• _Your goal_
Transcribe the material below exactly as it appears.

• _Recorded information_
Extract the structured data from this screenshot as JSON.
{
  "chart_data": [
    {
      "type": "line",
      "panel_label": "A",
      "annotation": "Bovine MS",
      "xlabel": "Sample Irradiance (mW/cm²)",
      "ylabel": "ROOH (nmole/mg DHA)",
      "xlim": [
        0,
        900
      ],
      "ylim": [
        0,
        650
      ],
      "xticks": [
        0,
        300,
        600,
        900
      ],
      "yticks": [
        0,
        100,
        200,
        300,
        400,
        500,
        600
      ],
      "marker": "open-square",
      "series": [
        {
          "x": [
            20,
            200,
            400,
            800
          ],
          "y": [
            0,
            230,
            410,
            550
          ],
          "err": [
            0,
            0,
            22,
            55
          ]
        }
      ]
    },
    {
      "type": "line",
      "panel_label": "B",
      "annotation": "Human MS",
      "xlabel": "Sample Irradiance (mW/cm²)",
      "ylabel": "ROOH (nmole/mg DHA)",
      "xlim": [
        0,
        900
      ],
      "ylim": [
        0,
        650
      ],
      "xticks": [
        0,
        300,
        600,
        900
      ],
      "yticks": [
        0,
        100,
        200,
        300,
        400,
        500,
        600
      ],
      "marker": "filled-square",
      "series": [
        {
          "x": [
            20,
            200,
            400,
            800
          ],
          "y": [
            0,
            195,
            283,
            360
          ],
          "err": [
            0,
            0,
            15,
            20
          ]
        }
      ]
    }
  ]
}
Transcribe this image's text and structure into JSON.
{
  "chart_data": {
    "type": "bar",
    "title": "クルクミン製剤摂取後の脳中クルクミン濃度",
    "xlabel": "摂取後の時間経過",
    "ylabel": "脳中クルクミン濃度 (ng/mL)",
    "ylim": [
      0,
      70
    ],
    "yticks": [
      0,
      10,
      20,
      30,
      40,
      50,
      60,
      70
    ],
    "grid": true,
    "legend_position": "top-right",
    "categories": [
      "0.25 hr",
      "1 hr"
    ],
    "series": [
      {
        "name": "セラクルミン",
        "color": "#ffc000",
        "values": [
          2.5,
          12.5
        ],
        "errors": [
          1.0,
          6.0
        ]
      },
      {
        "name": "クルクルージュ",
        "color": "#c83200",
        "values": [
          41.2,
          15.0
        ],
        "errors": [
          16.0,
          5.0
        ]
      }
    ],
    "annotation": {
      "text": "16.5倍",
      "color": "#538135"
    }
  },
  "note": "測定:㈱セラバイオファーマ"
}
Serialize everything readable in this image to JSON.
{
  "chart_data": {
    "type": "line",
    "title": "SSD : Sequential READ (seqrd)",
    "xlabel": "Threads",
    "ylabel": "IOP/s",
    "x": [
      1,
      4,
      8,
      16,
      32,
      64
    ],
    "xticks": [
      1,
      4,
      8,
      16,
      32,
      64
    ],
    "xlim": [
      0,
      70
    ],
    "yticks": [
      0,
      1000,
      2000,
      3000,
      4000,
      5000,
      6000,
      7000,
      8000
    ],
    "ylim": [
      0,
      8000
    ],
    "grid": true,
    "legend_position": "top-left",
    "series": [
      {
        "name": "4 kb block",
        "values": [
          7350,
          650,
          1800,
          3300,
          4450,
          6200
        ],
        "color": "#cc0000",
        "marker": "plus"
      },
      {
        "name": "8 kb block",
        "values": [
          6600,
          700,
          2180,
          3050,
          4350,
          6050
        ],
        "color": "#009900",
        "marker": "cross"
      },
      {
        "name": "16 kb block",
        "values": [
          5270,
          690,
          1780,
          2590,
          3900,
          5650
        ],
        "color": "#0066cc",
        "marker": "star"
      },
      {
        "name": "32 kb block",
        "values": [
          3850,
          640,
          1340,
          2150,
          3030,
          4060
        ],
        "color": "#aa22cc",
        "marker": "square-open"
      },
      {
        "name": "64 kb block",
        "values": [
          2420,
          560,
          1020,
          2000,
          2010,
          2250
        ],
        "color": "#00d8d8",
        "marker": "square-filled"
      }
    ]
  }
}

• _Task output_
Extract the structured data from this screenshot as JSON.
{
  "chart_data": [
    {
      "type": "line",
      "panel_label": "A",
      "annotation": "Bovine MS",
      "xlabel": "Sample Irradiance (mW/cm²)",
      "ylabel": "ROOH (nmole/mg DHA)",
      "xlim": [
        0,
        900
      ],
      "ylim": [
        0,
        650
      ],
      "xticks": [
        0,
        300,
        600,
        900
      ],
      "yticks": [
        0,
        100,
        200,
        300,
        400,
        500,
        600
      ],
      "marker": "open-square",
      "series": [
        {
          "x": [
            20,
            200,
            400,
            800
          ],
          "y": [
            0,
            230,
            410,
            550
          ],
          "err": [
            0,
            0,
            22,
            55
          ]
        }
      ]
    },
    {
      "type": "line",
      "panel_label": "B",
      "annotation": "Human MS",
      "xlabel": "Sample Irradiance (mW/cm²)",
      "ylabel": "ROOH (nmole/mg DHA)",
      "xlim": [
        0,
        900
      ],
      "ylim": [
        0,
        650
      ],
      "xticks": [
        0,
        300,
        600,
        900
      ],
      "yticks": [
        0,
        100,
        200,
        300,
        400,
        500,
        600
      ],
      "marker": "filled-square",
      "series": [
        {
          "x": [
            20,
            200,
            400,
            800
          ],
          "y": [
            0,
            195,
            283,
            360
          ],
          "err": [
            0,
            0,
            15,
            20
          ]
        }
      ]
    }
  ]
}
Transcribe this image's text and structure into JSON.
{
  "chart_data": {
    "type": "bar",
    "title": "クルクミン製剤摂取後の脳中クルクミン濃度",
    "xlabel": "摂取後の時間経過",
    "ylabel": "脳中クルクミン濃度 (ng/mL)",
    "ylim": [
      0,
      70
    ],
    "yticks": [
      0,
      10,
      20,
      30,
      40,
      50,
      60,
      70
    ],
    "grid": true,
    "legend_position": "top-right",
    "categories": [
      "0.25 hr",
      "1 hr"
    ],
    "series": [
      {
        "name": "セラクルミン",
        "color": "#ffc000",
        "values": [
          2.5,
          12.5
        ],
        "errors": [
          1.0,
          6.0
        ]
      },
      {
        "name": "クルクルージュ",
        "color": "#c83200",
        "values": [
          41.2,
          15.0
        ],
        "errors": [
          16.0,
          5.0
        ]
      }
    ],
    "annotation": {
      "text": "16.5倍",
      "color": "#538135"
    }
  },
  "note": "測定:㈱セラバイオファーマ"
}
Serialize everything readable in this image to JSON.
{
  "chart_data": {
    "type": "line",
    "title": "SSD : Sequential READ (seqrd)",
    "xlabel": "Threads",
    "ylabel": "IOP/s",
    "x": [
      1,
      4,
      8,
      16,
      32,
      64
    ],
    "xticks": [
      1,
      4,
      8,
      16,
      32,
      64
    ],
    "xlim": [
      0,
      70
    ],
    "yticks": [
      0,
      1000,
      2000,
      3000,
      4000,
      5000,
      6000,
      7000,
      8000
    ],
    "ylim": [
      0,
      8000
    ],
    "grid": true,
    "legend_position": "top-left",
    "series": [
      {
        "name": "4 kb block",
        "values": [
          7350,
          650,
          1800,
          3300,
          4450,
          6200
        ],
        "color": "#cc0000",
        "marker": "plus"
      },
      {
        "name": "8 kb block",
        "values": [
          6600,
          700,
          2180,
          3050,
          4350,
          6050
        ],
        "color": "#009900",
        "marker": "cross"
      },
      {
        "name": "16 kb block",
        "values": [
          5270,
          690,
          1780,
          2590,
          3900,
          5650
        ],
        "color": "#0066cc",
        "marker": "star"
      },
      {
        "name": "32 kb block",
        "values": [
          3850,
          640,
          1340,
          2150,
          3030,
          4060
        ],
        "color": "#aa22cc",
        "marker": "square-open"
      },
      {
        "name": "64 kb block",
        "values": [
          2420,
          560,
          1020,
          2000,
          2010,
          2250
        ],
        "color": "#00d8d8",
        "marker": "square-filled"
      }
    ]
  }
}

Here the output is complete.